▶ [Written request]: Among the lines listed below, count those that include the string "debe", and state only the count.

━━ Exercise material ━━

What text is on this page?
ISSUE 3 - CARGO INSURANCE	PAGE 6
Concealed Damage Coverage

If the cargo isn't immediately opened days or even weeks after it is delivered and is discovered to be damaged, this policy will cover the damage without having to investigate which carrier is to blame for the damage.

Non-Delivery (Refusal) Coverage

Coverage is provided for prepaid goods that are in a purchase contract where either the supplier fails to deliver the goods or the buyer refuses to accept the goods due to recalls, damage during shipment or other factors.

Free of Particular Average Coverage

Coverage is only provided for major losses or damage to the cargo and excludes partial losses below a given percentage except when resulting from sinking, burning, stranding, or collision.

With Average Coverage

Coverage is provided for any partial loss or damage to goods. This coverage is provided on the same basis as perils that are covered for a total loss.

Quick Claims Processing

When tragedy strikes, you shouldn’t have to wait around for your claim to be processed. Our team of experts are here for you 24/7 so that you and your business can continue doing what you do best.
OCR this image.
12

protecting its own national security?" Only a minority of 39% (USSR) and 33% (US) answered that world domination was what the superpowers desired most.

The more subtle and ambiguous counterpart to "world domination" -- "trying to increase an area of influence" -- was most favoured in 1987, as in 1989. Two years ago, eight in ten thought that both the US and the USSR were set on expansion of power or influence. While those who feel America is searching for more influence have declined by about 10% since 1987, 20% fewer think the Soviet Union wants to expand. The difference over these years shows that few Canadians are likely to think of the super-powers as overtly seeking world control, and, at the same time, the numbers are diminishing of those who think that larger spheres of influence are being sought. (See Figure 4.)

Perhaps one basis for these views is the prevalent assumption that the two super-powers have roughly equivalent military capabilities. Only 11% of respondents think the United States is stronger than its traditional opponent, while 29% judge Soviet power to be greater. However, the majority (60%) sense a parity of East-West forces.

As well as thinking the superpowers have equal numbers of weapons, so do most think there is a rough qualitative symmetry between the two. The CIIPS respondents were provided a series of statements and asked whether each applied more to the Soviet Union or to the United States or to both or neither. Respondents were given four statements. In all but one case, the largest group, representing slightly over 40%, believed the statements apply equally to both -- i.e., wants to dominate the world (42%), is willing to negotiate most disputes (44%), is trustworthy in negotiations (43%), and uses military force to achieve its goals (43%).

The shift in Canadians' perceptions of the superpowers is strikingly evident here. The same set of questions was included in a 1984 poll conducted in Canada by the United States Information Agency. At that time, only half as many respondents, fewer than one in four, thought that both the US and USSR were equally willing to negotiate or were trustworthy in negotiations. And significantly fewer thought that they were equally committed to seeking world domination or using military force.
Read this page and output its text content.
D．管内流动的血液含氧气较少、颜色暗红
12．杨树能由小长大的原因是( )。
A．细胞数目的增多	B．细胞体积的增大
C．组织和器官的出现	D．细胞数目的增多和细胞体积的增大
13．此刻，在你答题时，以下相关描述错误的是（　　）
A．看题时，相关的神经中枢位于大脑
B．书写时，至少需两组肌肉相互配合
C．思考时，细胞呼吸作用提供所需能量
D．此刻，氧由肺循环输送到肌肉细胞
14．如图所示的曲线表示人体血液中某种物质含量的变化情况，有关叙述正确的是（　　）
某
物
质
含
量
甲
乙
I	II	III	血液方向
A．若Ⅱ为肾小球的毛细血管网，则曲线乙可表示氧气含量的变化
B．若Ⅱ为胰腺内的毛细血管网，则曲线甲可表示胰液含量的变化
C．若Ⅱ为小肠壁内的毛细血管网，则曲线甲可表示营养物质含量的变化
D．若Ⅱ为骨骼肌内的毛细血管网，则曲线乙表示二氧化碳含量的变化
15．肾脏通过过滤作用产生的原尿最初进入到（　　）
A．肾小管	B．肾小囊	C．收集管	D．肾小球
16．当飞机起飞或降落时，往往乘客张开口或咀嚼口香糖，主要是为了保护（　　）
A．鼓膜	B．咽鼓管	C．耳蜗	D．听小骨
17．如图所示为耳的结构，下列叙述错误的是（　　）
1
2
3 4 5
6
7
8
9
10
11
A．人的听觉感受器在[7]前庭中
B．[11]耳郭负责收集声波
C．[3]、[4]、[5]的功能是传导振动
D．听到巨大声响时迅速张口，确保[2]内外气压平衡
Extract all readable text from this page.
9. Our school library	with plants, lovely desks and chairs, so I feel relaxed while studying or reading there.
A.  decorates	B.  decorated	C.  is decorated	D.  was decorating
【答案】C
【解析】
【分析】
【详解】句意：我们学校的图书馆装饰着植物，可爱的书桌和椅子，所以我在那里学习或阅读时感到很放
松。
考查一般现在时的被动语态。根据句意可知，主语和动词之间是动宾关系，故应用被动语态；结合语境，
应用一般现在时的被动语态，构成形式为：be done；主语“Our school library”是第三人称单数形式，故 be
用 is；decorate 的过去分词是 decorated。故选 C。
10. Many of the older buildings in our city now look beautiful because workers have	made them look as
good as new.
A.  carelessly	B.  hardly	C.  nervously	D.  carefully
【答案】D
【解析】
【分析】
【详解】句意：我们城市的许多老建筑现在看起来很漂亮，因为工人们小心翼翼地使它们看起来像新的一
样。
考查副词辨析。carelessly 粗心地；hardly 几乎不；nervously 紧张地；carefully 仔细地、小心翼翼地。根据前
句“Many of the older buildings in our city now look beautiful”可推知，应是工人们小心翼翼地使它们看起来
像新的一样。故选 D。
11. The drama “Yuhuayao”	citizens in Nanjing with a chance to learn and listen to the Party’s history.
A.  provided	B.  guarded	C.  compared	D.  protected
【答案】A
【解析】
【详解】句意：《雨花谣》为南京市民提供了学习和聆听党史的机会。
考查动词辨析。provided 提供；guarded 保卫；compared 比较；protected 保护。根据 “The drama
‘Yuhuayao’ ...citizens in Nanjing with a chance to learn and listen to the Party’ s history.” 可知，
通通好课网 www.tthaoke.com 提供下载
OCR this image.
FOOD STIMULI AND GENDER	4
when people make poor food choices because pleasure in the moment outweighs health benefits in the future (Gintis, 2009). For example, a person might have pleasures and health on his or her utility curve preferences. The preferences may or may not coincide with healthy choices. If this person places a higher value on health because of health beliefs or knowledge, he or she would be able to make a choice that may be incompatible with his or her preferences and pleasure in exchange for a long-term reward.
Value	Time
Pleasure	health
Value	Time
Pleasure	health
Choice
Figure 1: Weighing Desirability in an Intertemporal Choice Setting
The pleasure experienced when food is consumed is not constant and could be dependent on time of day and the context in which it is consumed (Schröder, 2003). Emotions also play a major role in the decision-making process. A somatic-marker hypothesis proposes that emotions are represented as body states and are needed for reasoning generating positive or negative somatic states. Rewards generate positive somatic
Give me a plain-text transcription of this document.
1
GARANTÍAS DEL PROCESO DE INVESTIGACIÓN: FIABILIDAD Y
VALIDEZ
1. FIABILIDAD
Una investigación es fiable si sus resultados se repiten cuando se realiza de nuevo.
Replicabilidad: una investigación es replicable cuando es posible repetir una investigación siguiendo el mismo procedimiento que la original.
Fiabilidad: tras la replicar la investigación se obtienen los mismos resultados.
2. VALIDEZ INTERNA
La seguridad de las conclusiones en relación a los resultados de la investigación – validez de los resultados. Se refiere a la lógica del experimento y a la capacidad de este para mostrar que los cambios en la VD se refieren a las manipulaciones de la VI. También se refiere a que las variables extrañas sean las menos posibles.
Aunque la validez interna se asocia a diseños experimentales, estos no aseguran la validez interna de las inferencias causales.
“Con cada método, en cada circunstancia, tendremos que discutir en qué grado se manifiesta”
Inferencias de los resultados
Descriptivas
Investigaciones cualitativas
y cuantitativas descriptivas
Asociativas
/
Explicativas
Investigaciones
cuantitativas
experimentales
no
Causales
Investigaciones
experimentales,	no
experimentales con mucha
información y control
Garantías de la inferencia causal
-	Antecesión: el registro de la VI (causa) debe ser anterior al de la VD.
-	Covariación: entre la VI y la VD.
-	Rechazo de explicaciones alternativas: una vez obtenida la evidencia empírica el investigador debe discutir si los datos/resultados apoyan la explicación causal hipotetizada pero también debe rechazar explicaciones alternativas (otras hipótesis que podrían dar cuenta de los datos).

━━━

▶ [Response to the task]: 2